● Stated problem
Each of the entries should be retyped precisely as it appears.
----- Extracted material -----
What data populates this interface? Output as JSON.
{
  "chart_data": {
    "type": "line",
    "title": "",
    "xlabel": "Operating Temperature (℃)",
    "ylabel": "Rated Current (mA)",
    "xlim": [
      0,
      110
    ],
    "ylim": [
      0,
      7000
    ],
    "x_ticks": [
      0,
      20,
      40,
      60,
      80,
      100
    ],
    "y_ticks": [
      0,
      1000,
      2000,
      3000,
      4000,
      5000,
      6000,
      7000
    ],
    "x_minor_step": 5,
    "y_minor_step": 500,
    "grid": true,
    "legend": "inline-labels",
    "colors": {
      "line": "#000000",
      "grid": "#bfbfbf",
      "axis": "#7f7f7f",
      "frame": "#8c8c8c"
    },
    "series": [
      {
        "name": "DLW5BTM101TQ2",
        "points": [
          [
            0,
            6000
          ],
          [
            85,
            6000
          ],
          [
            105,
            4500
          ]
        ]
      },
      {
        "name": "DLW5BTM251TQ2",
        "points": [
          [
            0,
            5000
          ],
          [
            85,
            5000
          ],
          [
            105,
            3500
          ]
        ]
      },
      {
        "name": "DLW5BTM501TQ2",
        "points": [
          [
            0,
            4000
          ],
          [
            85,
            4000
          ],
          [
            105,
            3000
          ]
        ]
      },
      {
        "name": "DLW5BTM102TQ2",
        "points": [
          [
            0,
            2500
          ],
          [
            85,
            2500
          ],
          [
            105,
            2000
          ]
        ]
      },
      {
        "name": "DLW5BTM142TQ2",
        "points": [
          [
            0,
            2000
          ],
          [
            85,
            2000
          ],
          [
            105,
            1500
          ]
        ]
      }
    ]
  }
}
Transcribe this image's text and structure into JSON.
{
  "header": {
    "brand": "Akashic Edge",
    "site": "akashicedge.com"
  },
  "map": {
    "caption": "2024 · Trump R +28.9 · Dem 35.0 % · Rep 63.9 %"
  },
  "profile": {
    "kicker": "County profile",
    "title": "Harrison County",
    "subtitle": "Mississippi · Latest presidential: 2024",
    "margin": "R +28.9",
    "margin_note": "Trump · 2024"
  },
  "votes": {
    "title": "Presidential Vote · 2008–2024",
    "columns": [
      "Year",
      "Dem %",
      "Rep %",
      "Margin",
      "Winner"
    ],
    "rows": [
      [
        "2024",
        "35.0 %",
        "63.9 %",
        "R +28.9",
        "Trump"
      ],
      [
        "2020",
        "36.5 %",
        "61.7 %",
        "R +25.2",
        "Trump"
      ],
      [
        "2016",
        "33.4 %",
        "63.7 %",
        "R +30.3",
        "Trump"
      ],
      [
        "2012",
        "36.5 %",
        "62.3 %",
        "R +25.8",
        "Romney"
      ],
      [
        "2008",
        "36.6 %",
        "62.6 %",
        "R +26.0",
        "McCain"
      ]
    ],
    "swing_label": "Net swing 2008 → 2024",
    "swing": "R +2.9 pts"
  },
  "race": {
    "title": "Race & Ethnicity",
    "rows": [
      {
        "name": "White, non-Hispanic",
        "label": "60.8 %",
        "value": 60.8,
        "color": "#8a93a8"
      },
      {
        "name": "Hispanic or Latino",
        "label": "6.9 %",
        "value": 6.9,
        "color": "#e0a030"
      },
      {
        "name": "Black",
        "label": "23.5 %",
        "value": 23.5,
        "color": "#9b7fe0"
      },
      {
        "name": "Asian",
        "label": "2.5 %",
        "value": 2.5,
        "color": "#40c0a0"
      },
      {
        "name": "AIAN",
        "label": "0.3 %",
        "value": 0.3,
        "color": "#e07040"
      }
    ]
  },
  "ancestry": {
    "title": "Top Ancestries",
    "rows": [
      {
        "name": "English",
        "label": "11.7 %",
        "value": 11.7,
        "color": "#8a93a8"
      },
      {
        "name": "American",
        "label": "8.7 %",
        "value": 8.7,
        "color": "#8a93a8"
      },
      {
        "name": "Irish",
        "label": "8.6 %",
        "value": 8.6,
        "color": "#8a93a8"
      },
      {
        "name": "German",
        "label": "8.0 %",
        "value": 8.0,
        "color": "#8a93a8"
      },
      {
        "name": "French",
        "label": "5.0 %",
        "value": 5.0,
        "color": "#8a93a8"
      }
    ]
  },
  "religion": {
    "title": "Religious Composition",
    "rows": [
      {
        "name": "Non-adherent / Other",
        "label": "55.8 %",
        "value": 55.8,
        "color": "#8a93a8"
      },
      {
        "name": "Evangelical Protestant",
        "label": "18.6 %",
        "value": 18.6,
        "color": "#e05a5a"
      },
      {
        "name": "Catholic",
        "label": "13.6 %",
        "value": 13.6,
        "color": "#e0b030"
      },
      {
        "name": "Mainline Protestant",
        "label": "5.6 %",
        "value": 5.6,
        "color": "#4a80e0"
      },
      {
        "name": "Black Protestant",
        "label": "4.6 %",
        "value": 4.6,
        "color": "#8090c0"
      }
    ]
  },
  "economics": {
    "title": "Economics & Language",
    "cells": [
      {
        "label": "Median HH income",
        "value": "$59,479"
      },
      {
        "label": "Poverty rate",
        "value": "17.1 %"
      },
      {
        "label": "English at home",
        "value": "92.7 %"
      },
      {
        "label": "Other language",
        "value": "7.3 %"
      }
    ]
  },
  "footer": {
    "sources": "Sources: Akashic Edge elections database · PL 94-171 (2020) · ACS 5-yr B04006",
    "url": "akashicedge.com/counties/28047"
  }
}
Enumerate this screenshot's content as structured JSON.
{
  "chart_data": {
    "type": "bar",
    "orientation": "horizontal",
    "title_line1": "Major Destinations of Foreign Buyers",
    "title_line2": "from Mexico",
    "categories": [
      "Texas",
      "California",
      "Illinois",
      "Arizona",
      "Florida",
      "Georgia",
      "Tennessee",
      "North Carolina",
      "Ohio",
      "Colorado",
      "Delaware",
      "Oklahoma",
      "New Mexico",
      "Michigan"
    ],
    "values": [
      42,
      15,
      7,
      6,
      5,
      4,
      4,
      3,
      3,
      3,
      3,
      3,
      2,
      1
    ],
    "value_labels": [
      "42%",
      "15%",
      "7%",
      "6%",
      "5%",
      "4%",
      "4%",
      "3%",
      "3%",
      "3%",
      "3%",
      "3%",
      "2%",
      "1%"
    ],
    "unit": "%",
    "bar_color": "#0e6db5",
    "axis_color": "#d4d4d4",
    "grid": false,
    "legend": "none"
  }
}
-----
● Solution for this exercise
What data populates this interface? Output as JSON.
{
  "chart_data": {
    "type": "line",
    "title": "",
    "xlabel": "Operating Temperature (℃)",
    "ylabel": "Rated Current (mA)",
    "xlim": [
      0,
      110
    ],
    "ylim": [
      0,
      7000
    ],
    "x_ticks": [
      0,
      20,
      40,
      60,
      80,
      100
    ],
    "y_ticks": [
      0,
      1000,
      2000,
      3000,
      4000,
      5000,
      6000,
      7000
    ],
    "x_minor_step": 5,
    "y_minor_step": 500,
    "grid": true,
    "legend": "inline-labels",
    "colors": {
      "line": "#000000",
      "grid": "#bfbfbf",
      "axis": "#7f7f7f",
      "frame": "#8c8c8c"
    },
    "series": [
      {
        "name": "DLW5BTM101TQ2",
        "points": [
          [
            0,
            6000
          ],
          [
            85,
            6000
          ],
          [
            105,
            4500
          ]
        ]
      },
      {
        "name": "DLW5BTM251TQ2",
        "points": [
          [
            0,
            5000
          ],
          [
            85,
            5000
          ],
          [
            105,
            3500
          ]
        ]
      },
      {
        "name": "DLW5BTM501TQ2",
        "points": [
          [
            0,
            4000
          ],
          [
            85,
            4000
          ],
          [
            105,
            3000
          ]
        ]
      },
      {
        "name": "DLW5BTM102TQ2",
        "points": [
          [
            0,
            2500
          ],
          [
            85,
            2500
          ],
          [
            105,
            2000
          ]
        ]
      },
      {
        "name": "DLW5BTM142TQ2",
        "points": [
          [
            0,
            2000
          ],
          [
            85,
            2000
          ],
          [
            105,
            1500
          ]
        ]
      }
    ]
  }
}
Transcribe this image's text and structure into JSON.
{
  "header": {
    "brand": "Akashic Edge",
    "site": "akashicedge.com"
  },
  "map": {
    "caption": "2024 · Trump R +28.9 · Dem 35.0 % · Rep 63.9 %"
  },
  "profile": {
    "kicker": "County profile",
    "title": "Harrison County",
    "subtitle": "Mississippi · Latest presidential: 2024",
    "margin": "R +28.9",
    "margin_note": "Trump · 2024"
  },
  "votes": {
    "title": "Presidential Vote · 2008–2024",
    "columns": [
      "Year",
      "Dem %",
      "Rep %",
      "Margin",
      "Winner"
    ],
    "rows": [
      [
        "2024",
        "35.0 %",
        "63.9 %",
        "R +28.9",
        "Trump"
      ],
      [
        "2020",
        "36.5 %",
        "61.7 %",
        "R +25.2",
        "Trump"
      ],
      [
        "2016",
        "33.4 %",
        "63.7 %",
        "R +30.3",
        "Trump"
      ],
      [
        "2012",
        "36.5 %",
        "62.3 %",
        "R +25.8",
        "Romney"
      ],
      [
        "2008",
        "36.6 %",
        "62.6 %",
        "R +26.0",
        "McCain"
      ]
    ],
    "swing_label": "Net swing 2008 → 2024",
    "swing": "R +2.9 pts"
  },
  "race": {
    "title": "Race & Ethnicity",
    "rows": [
      {
        "name": "White, non-Hispanic",
        "label": "60.8 %",
        "value": 60.8,
        "color": "#8a93a8"
      },
      {
        "name": "Hispanic or Latino",
        "label": "6.9 %",
        "value": 6.9,
        "color": "#e0a030"
      },
      {
        "name": "Black",
        "label": "23.5 %",
        "value": 23.5,
        "color": "#9b7fe0"
      },
      {
        "name": "Asian",
        "label": "2.5 %",
        "value": 2.5,
        "color": "#40c0a0"
      },
      {
        "name": "AIAN",
        "label": "0.3 %",
        "value": 0.3,
        "color": "#e07040"
      }
    ]
  },
  "ancestry": {
    "title": "Top Ancestries",
    "rows": [
      {
        "name": "English",
        "label": "11.7 %",
        "value": 11.7,
        "color": "#8a93a8"
      },
      {
        "name": "American",
        "label": "8.7 %",
        "value": 8.7,
        "color": "#8a93a8"
      },
      {
        "name": "Irish",
        "label": "8.6 %",
        "value": 8.6,
        "color": "#8a93a8"
      },
      {
        "name": "German",
        "label": "8.0 %",
        "value": 8.0,
        "color": "#8a93a8"
      },
      {
        "name": "French",
        "label": "5.0 %",
        "value": 5.0,
        "color": "#8a93a8"
      }
    ]
  },
  "religion": {
    "title": "Religious Composition",
    "rows": [
      {
        "name": "Non-adherent / Other",
        "label": "55.8 %",
        "value": 55.8,
        "color": "#8a93a8"
      },
      {
        "name": "Evangelical Protestant",
        "label": "18.6 %",
        "value": 18.6,
        "color": "#e05a5a"
      },
      {
        "name": "Catholic",
        "label": "13.6 %",
        "value": 13.6,
        "color": "#e0b030"
      },
      {
        "name": "Mainline Protestant",
        "label": "5.6 %",
        "value": 5.6,
        "color": "#4a80e0"
      },
      {
        "name": "Black Protestant",
        "label": "4.6 %",
        "value": 4.6,
        "color": "#8090c0"
      }
    ]
  },
  "economics": {
    "title": "Economics & Language",
    "cells": [
      {
        "label": "Median HH income",
        "value": "$59,479"
      },
      {
        "label": "Poverty rate",
        "value": "17.1 %"
      },
      {
        "label": "English at home",
        "value": "92.7 %"
      },
      {
        "label": "Other language",
        "value": "7.3 %"
      }
    ]
  },
  "footer": {
    "sources": "Sources: Akashic Edge elections database · PL 94-171 (2020) · ACS 5-yr B04006",
    "url": "akashicedge.com/counties/28047"
  }
}
Enumerate this screenshot's content as structured JSON.
{
  "chart_data": {
    "type": "bar",
    "orientation": "horizontal",
    "title_line1": "Major Destinations of Foreign Buyers",
    "title_line2": "from Mexico",
    "categories": [
      "Texas",
      "California",
      "Illinois",
      "Arizona",
      "Florida",
      "Georgia",
      "Tennessee",
      "North Carolina",
      "Ohio",
      "Colorado",
      "Delaware",
      "Oklahoma",
      "New Mexico",
      "Michigan"
    ],
    "values": [
      42,
      15,
      7,
      6,
      5,
      4,
      4,
      3,
      3,
      3,
      3,
      3,
      2,
      1
    ],
    "value_labels": [
      "42%",
      "15%",
      "7%",
      "6%",
      "5%",
      "4%",
      "4%",
      "3%",
      "3%",
      "3%",
      "3%",
      "3%",
      "2%",
      "1%"
    ],
    "unit": "%",
    "bar_color": "#0e6db5",
    "axis_color": "#d4d4d4",
    "grid": false,
    "legend": "none"
  }
}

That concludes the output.